To be done
Select, from the material below, each line with "doute" in it.

=== Source data ===

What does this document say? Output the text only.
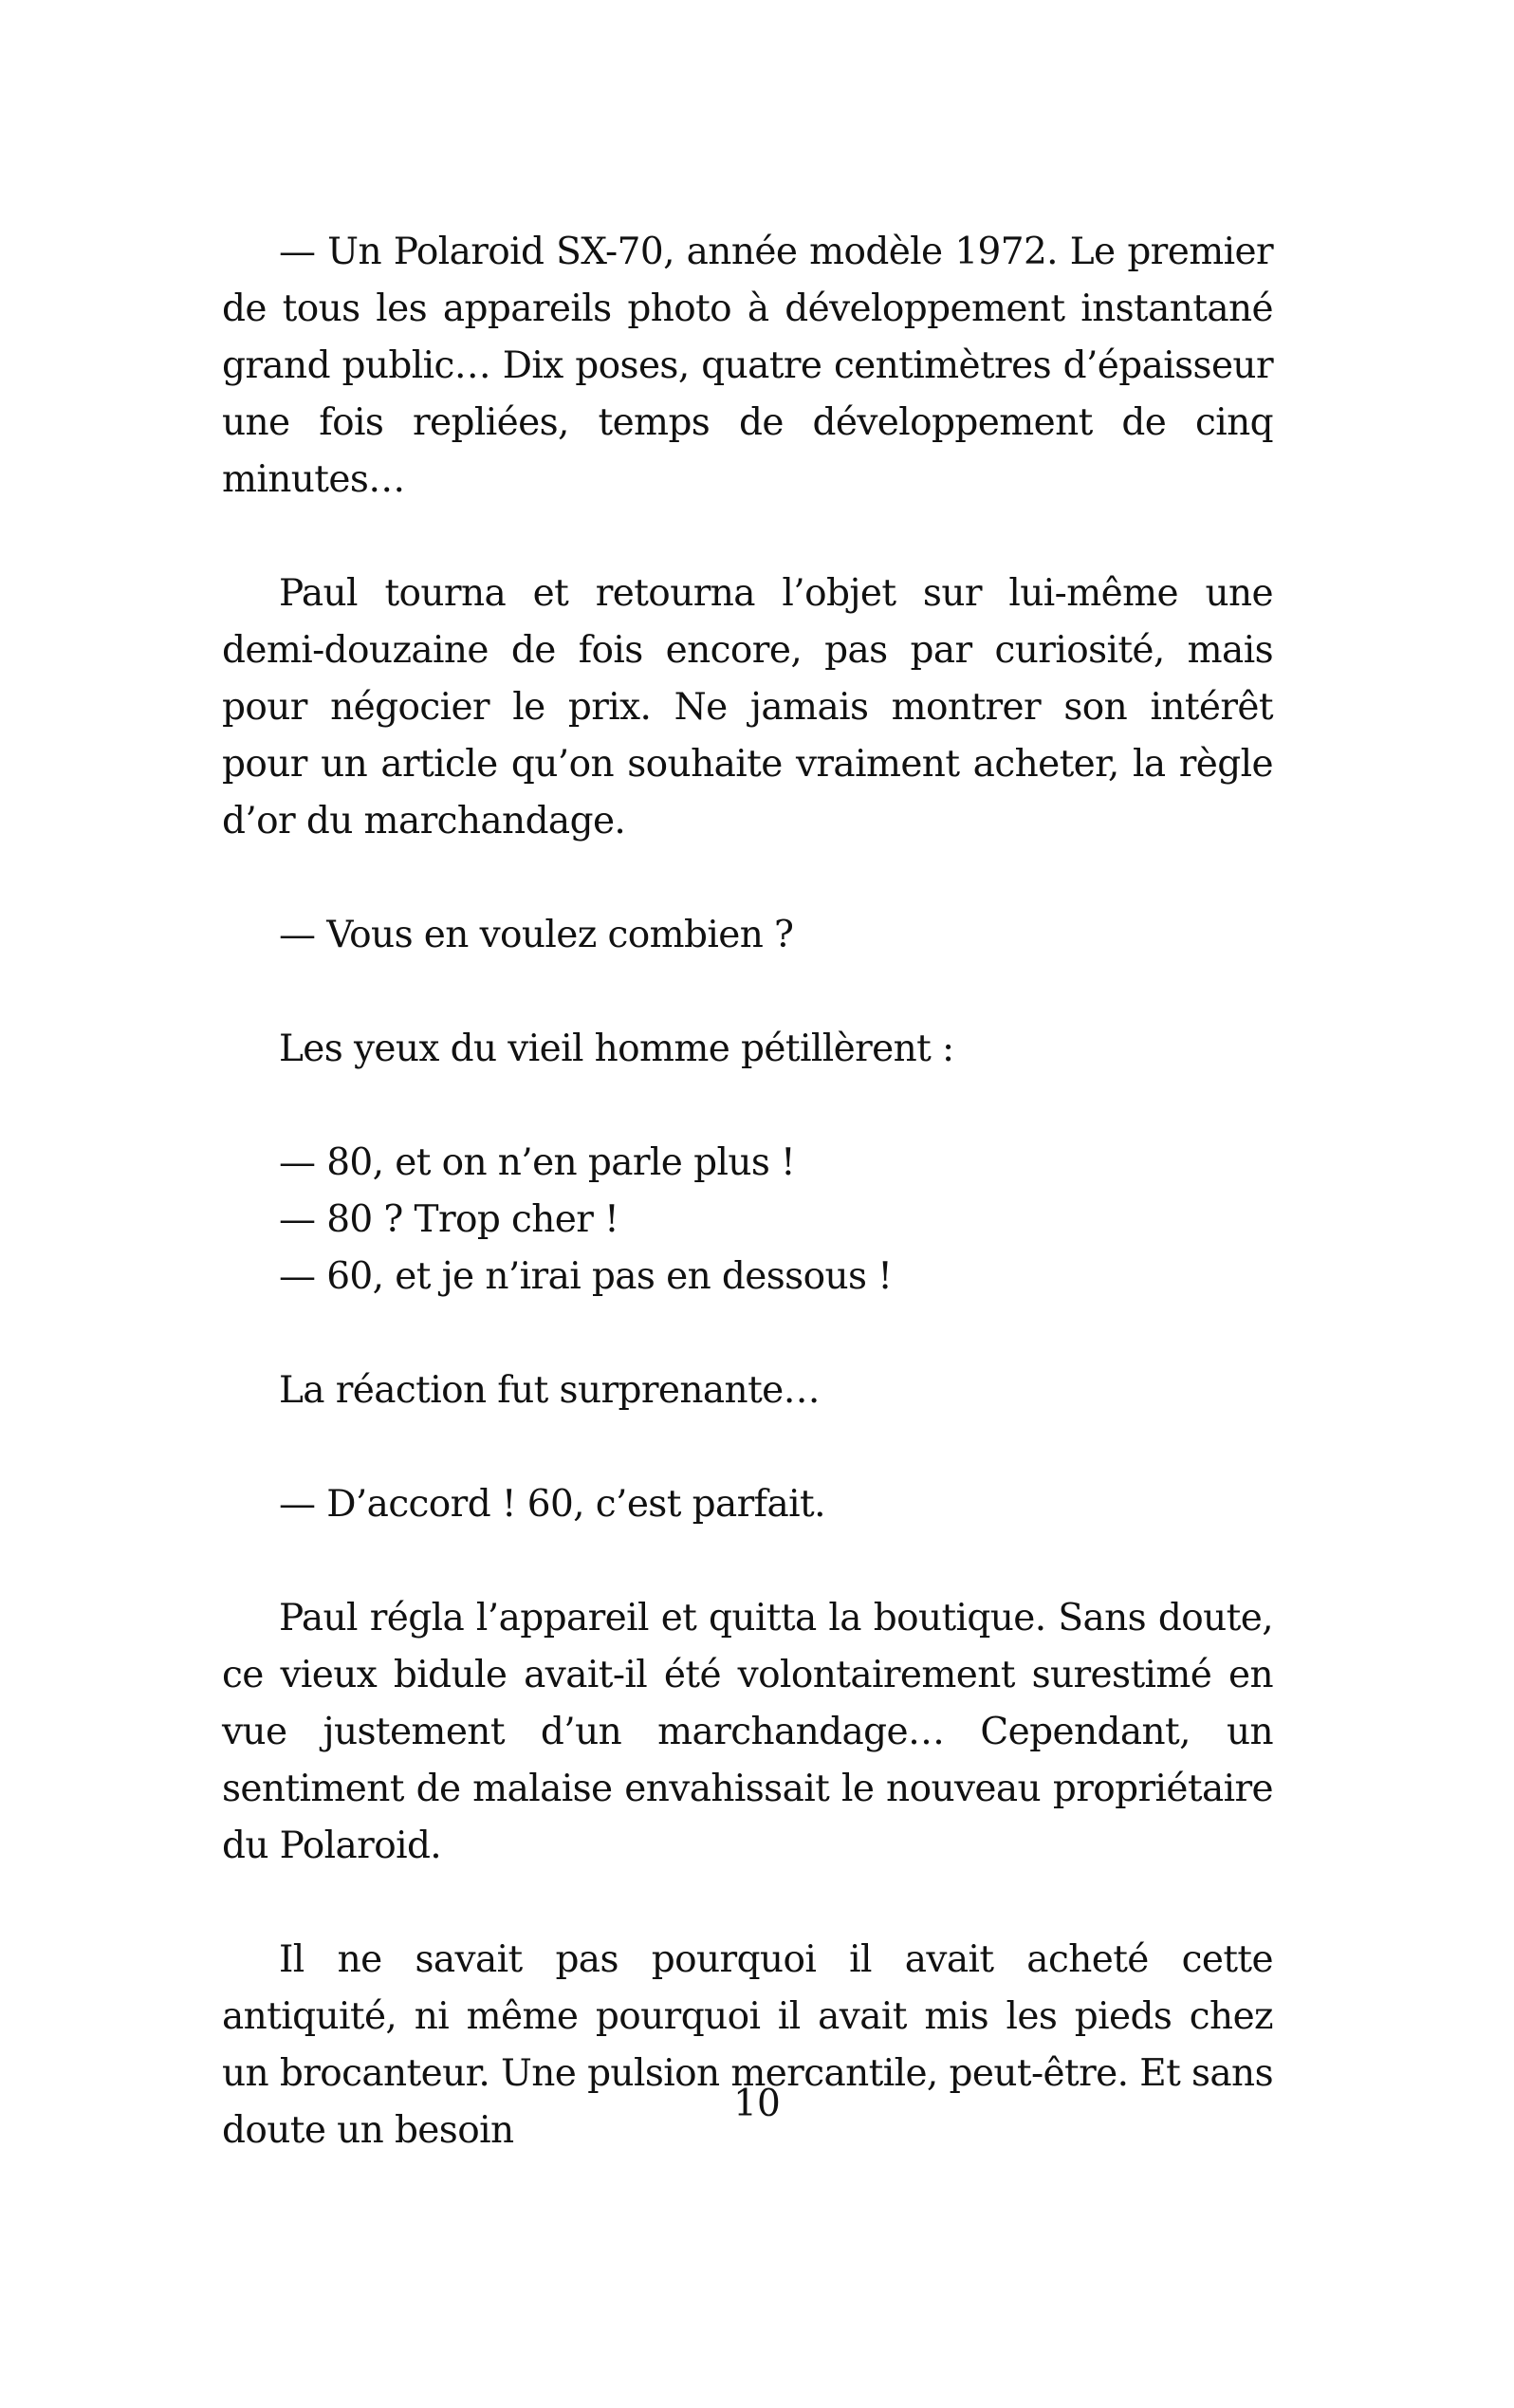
— Un Polaroid SX-70, année modèle 1972. Le premier de tous les appareils photo à développement instantané grand public… Dix poses, quatre centimètres d’épaisseur une fois repliées, temps de développement de cinq minutes…

Paul tourna et retourna l’objet sur lui-même une demi-douzaine de fois encore, pas par curiosité, mais pour négocier le prix. Ne jamais montrer son intérêt pour un article qu’on souhaite vraiment acheter, la règle d’or du marchandage.

— Vous en voulez combien ?

Les yeux du vieil homme pétillèrent :

— 80, et on n’en parle plus !
— 80 ? Trop cher !
— 60, et je n’irai pas en dessous !

La réaction fut surprenante…

— D’accord ! 60, c’est parfait.

Paul régla l’appareil et quitta la boutique. Sans doute, ce vieux bidule avait-il été volontairement surestimé en vue justement d’un marchandage… Cependant, un sentiment de malaise envahissait le nouveau propriétaire du Polaroid.

Il ne savait pas pourquoi il avait acheté cette antiquité, ni même pourquoi il avait mis les pieds chez un brocanteur. Une pulsion mercantile, peut-être. Et sans doute un besoin

10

===

Exercise answer
Paul régla l’appareil et quitta la boutique. Sans doute, ce vieux bidule avait-il été volontairement surestimé en vue justement d’un marchandage… Cependant, un sentiment de malaise envahissait le nouveau propriétaire du Polaroid.
Il ne savait pas pourquoi il avait acheté cette antiquité, ni même pourquoi il avait mis les pieds chez un brocanteur. Une pulsion mercantile, peut-être. Et sans doute un besoin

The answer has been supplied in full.